Retype each line of the material exactly, please, skipping any picture in it.
==========
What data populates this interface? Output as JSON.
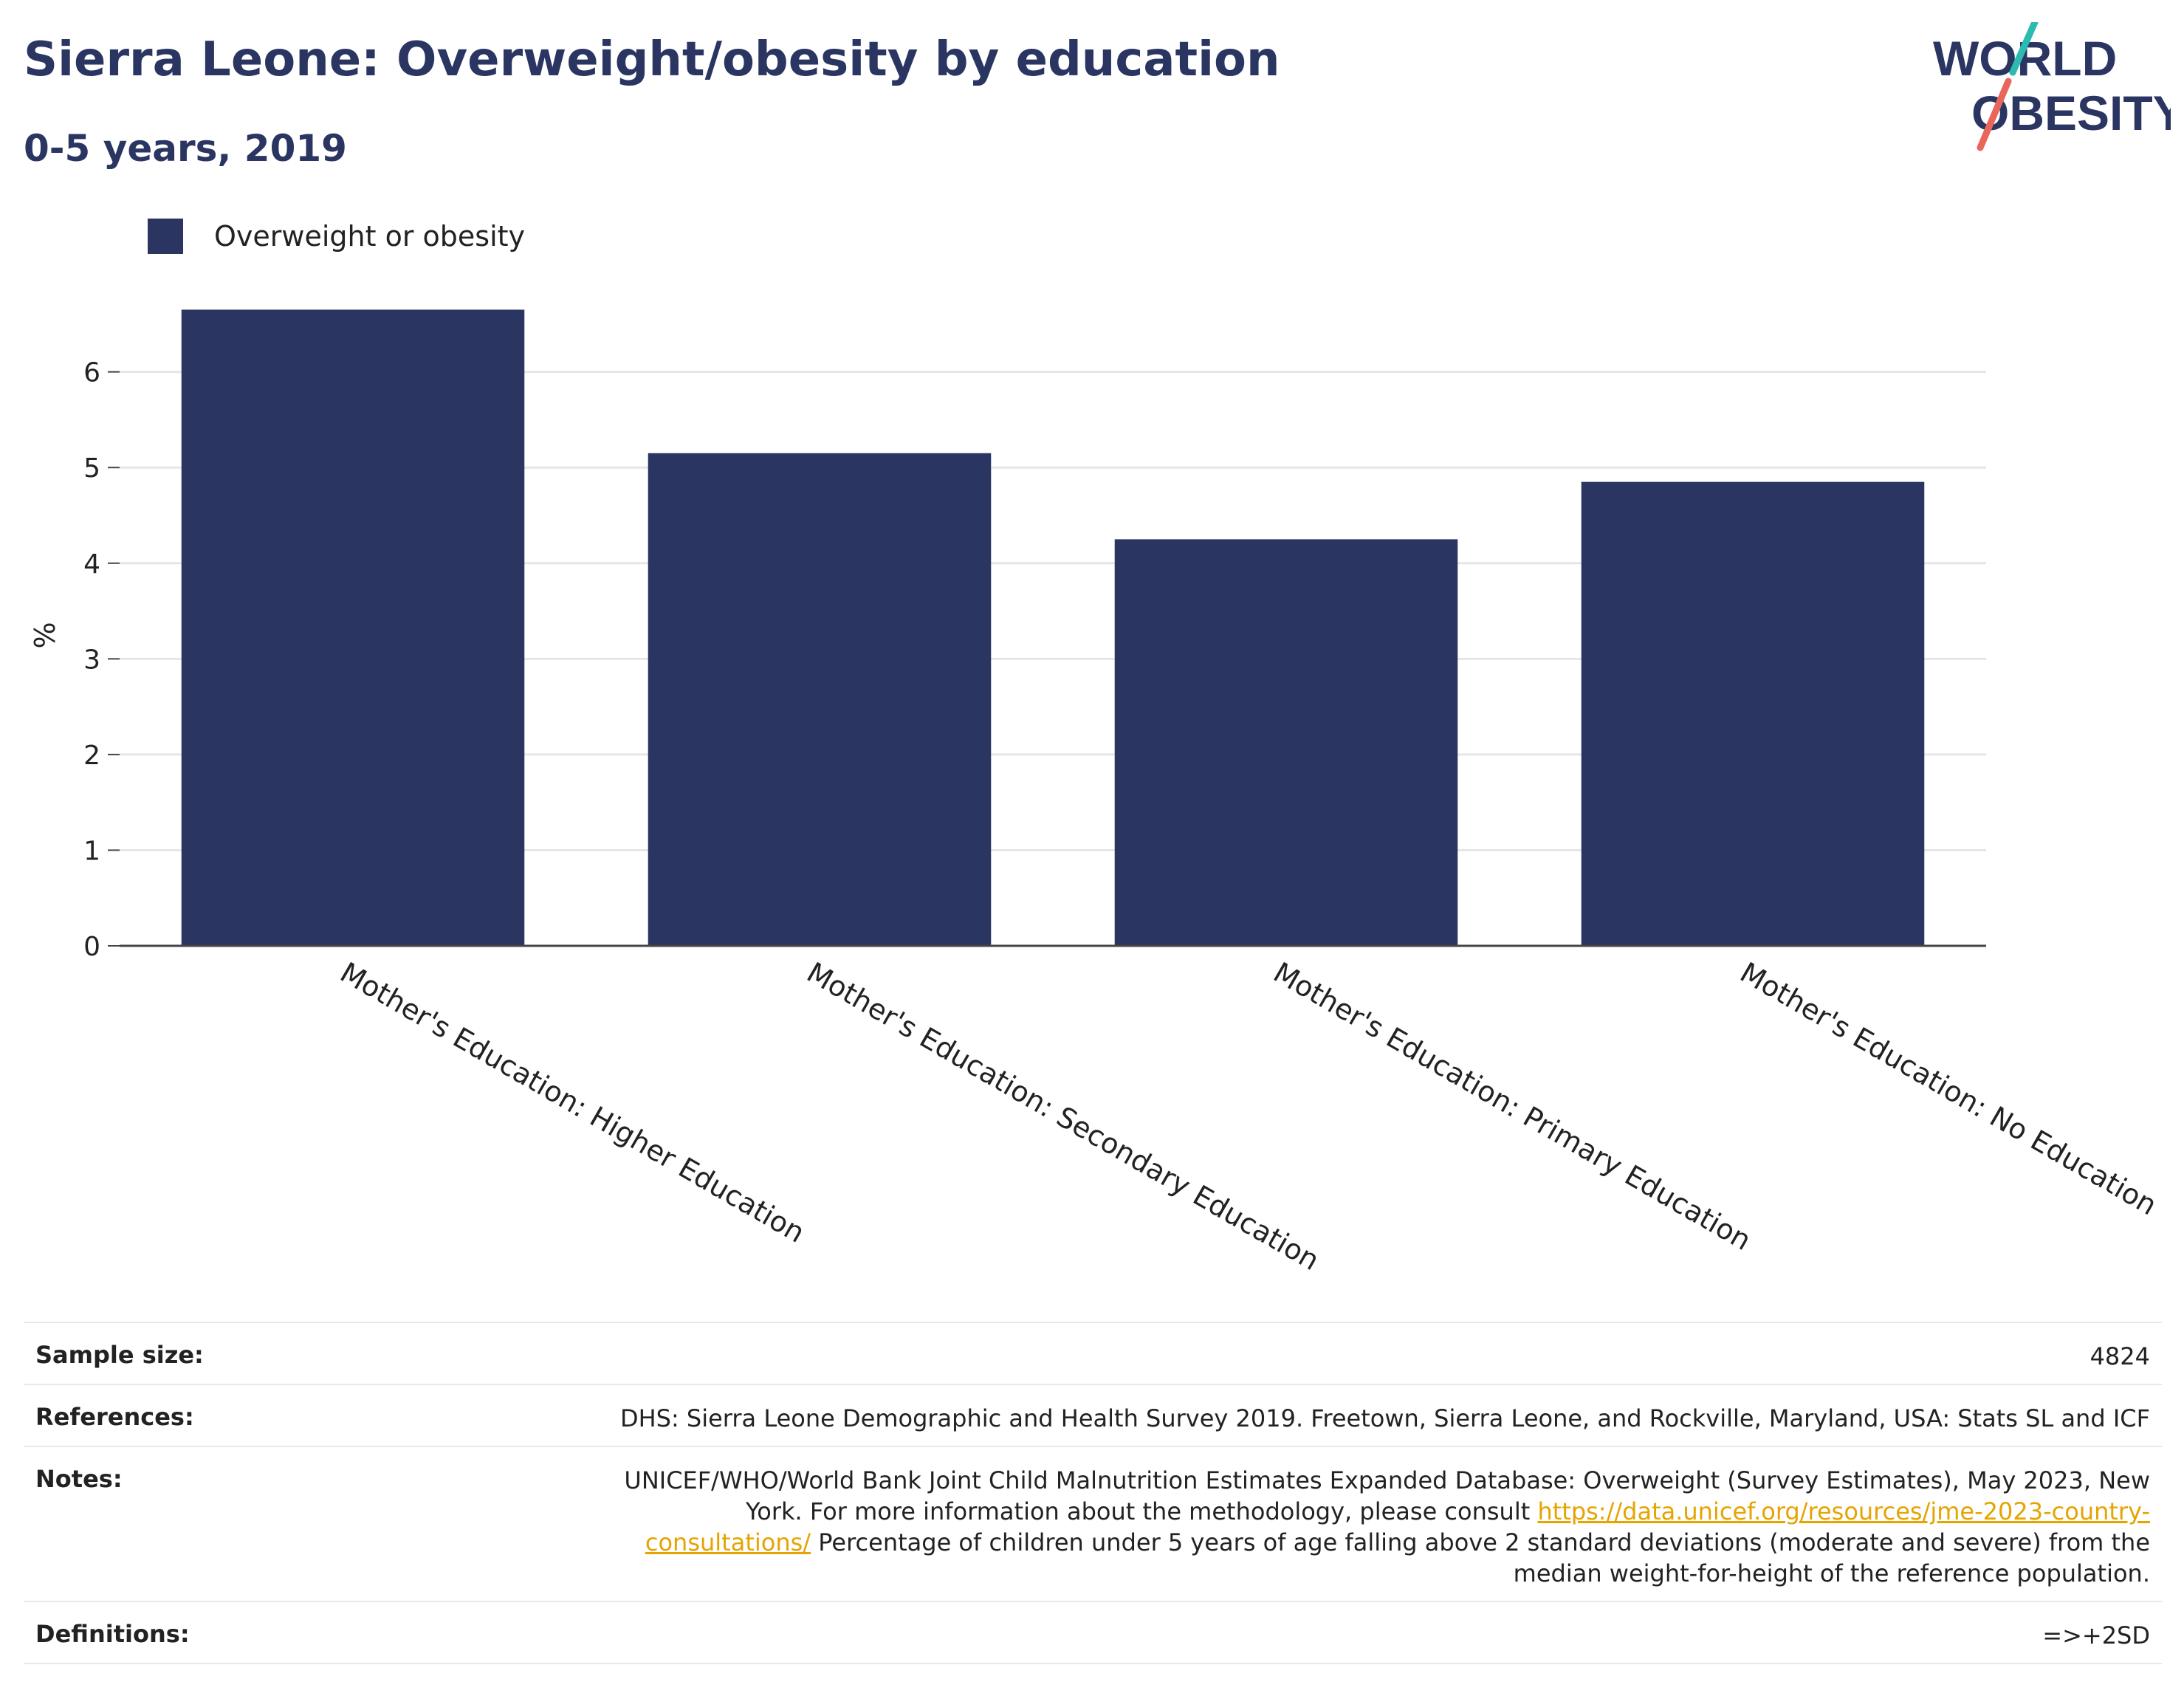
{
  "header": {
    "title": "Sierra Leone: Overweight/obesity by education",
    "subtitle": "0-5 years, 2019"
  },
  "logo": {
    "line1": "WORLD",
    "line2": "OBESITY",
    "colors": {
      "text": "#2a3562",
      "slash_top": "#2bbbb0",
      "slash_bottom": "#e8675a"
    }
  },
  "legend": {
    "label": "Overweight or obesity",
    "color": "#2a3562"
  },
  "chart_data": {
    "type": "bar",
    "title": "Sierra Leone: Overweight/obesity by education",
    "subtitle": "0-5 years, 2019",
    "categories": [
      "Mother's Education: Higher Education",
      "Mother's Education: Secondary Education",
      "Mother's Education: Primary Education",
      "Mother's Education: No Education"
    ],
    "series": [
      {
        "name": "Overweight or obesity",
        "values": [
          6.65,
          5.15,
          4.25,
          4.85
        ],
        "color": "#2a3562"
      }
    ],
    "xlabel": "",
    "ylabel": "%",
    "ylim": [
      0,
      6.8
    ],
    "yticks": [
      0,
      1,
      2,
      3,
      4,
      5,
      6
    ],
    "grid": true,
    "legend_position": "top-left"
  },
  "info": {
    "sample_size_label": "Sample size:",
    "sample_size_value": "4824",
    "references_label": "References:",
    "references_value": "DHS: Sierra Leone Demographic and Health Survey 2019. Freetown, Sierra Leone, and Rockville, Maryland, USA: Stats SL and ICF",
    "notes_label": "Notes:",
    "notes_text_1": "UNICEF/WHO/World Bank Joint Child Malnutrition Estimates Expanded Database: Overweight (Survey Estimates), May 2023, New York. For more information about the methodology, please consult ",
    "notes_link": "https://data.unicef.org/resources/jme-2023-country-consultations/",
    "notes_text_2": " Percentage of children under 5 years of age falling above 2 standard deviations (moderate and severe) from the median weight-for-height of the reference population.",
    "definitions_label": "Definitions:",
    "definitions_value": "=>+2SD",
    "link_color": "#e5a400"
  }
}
==========
* SOLUTION *
What data populates this interface? Output as JSON.
{
  "header": {
    "title": "Sierra Leone: Overweight/obesity by education",
    "subtitle": "0-5 years, 2019"
  },
  "logo": {
    "line1": "WORLD",
    "line2": "OBESITY",
    "colors": {
      "text": "#2a3562",
      "slash_top": "#2bbbb0",
      "slash_bottom": "#e8675a"
    }
  },
  "legend": {
    "label": "Overweight or obesity",
    "color": "#2a3562"
  },
  "chart_data": {
    "type": "bar",
    "title": "Sierra Leone: Overweight/obesity by education",
    "subtitle": "0-5 years, 2019",
    "categories": [
      "Mother's Education: Higher Education",
      "Mother's Education: Secondary Education",
      "Mother's Education: Primary Education",
      "Mother's Education: No Education"
    ],
    "series": [
      {
        "name": "Overweight or obesity",
        "values": [
          6.65,
          5.15,
          4.25,
          4.85
        ],
        "color": "#2a3562"
      }
    ],
    "xlabel": "",
    "ylabel": "%",
    "ylim": [
      0,
      6.8
    ],
    "yticks": [
      0,
      1,
      2,
      3,
      4,
      5,
      6
    ],
    "grid": true,
    "legend_position": "top-left"
  },
  "info": {
    "sample_size_label": "Sample size:",
    "sample_size_value": "4824",
    "references_label": "References:",
    "references_value": "DHS: Sierra Leone Demographic and Health Survey 2019. Freetown, Sierra Leone, and Rockville, Maryland, USA: Stats SL and ICF",
    "notes_label": "Notes:",
    "notes_text_1": "UNICEF/WHO/World Bank Joint Child Malnutrition Estimates Expanded Database: Overweight (Survey Estimates), May 2023, New York. For more information about the methodology, please consult ",
    "notes_link": "https://data.unicef.org/resources/jme-2023-country-consultations/",
    "notes_text_2": " Percentage of children under 5 years of age falling above 2 standard deviations (moderate and severe) from the median weight-for-height of the reference population.",
    "definitions_label": "Definitions:",
    "definitions_value": "=>+2SD",
    "link_color": "#e5a400"
  }
}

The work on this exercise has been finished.